___ Entries provided ___

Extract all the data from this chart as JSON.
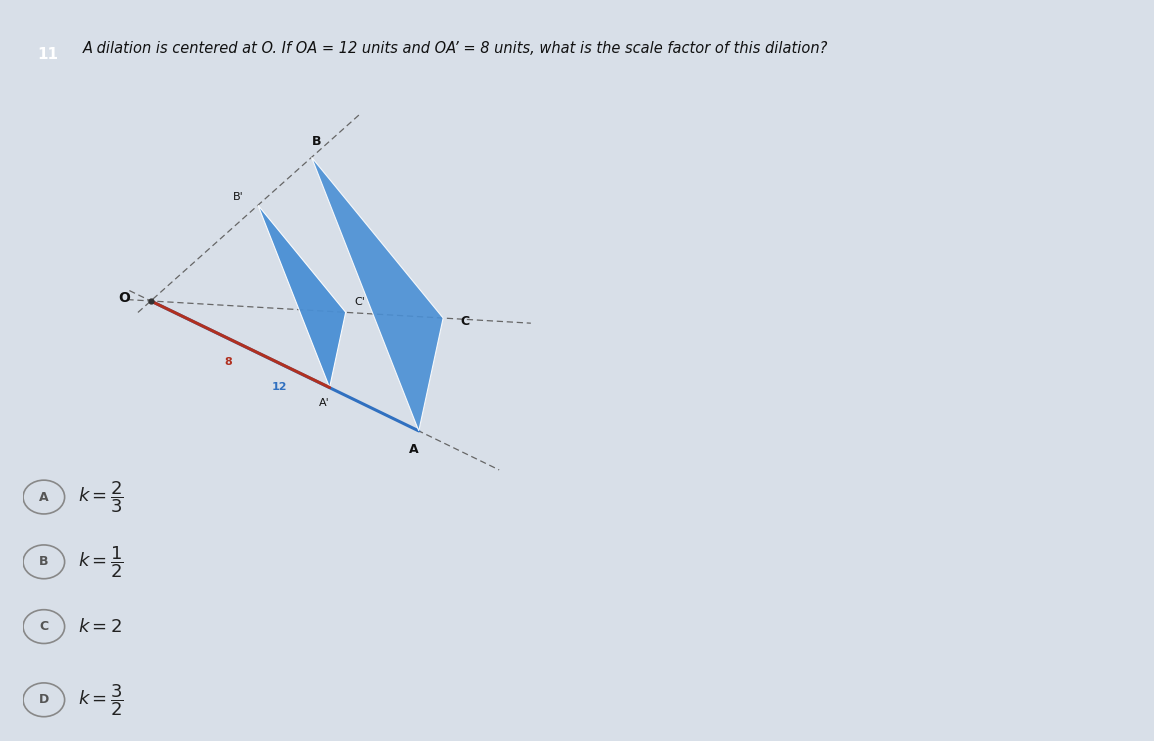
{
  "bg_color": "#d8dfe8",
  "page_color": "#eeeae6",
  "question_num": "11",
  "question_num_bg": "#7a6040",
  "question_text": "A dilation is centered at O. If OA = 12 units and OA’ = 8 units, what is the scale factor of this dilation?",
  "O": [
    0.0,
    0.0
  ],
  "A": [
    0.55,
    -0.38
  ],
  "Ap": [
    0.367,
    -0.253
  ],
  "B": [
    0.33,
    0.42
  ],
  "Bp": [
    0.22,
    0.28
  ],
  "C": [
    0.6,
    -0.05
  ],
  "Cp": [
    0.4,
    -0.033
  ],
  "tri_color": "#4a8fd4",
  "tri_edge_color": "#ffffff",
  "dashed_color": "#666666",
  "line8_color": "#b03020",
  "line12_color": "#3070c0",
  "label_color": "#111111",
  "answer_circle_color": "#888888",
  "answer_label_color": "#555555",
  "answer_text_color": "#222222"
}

___
___ Entries provided ___

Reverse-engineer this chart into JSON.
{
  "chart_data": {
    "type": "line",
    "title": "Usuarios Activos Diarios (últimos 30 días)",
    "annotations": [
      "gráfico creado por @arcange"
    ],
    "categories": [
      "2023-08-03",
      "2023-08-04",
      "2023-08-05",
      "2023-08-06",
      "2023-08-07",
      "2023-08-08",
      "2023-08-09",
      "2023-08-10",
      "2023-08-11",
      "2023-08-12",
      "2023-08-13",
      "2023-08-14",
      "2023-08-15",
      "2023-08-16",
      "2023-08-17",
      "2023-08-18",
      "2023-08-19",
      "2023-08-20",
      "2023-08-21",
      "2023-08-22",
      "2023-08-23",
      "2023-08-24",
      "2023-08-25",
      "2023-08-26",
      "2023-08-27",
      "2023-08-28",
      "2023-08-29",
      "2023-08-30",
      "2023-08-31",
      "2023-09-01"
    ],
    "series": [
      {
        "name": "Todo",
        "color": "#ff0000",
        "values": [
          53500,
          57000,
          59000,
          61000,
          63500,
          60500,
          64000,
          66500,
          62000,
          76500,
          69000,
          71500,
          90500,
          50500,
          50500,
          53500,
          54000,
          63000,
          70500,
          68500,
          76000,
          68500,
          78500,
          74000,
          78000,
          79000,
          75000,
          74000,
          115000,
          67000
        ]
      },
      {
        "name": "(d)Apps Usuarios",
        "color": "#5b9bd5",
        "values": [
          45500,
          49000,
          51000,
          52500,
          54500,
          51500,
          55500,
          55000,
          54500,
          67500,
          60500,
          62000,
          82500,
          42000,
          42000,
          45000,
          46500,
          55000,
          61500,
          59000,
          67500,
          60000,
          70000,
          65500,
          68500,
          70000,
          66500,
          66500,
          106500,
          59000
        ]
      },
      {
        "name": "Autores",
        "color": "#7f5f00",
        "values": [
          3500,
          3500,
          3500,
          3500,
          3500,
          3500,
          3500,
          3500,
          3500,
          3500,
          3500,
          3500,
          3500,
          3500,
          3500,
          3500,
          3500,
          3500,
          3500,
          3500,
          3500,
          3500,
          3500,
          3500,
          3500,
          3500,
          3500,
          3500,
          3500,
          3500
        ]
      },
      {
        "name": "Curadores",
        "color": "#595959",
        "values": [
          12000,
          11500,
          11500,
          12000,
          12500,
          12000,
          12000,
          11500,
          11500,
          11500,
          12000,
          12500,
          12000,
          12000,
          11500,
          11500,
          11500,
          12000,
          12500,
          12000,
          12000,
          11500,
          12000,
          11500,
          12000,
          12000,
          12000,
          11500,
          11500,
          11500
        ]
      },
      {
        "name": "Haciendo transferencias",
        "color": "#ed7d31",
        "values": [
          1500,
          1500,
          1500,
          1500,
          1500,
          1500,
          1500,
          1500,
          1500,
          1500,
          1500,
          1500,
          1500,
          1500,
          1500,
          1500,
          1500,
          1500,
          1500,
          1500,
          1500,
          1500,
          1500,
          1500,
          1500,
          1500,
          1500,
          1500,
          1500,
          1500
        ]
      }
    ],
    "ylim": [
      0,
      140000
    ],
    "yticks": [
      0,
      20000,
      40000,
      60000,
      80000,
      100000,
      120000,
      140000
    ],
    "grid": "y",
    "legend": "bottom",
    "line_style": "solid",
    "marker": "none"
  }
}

___

What the task asks:
Answer with one number: how many lines in the listing hold "Usuarios".

Solution to this problem:
2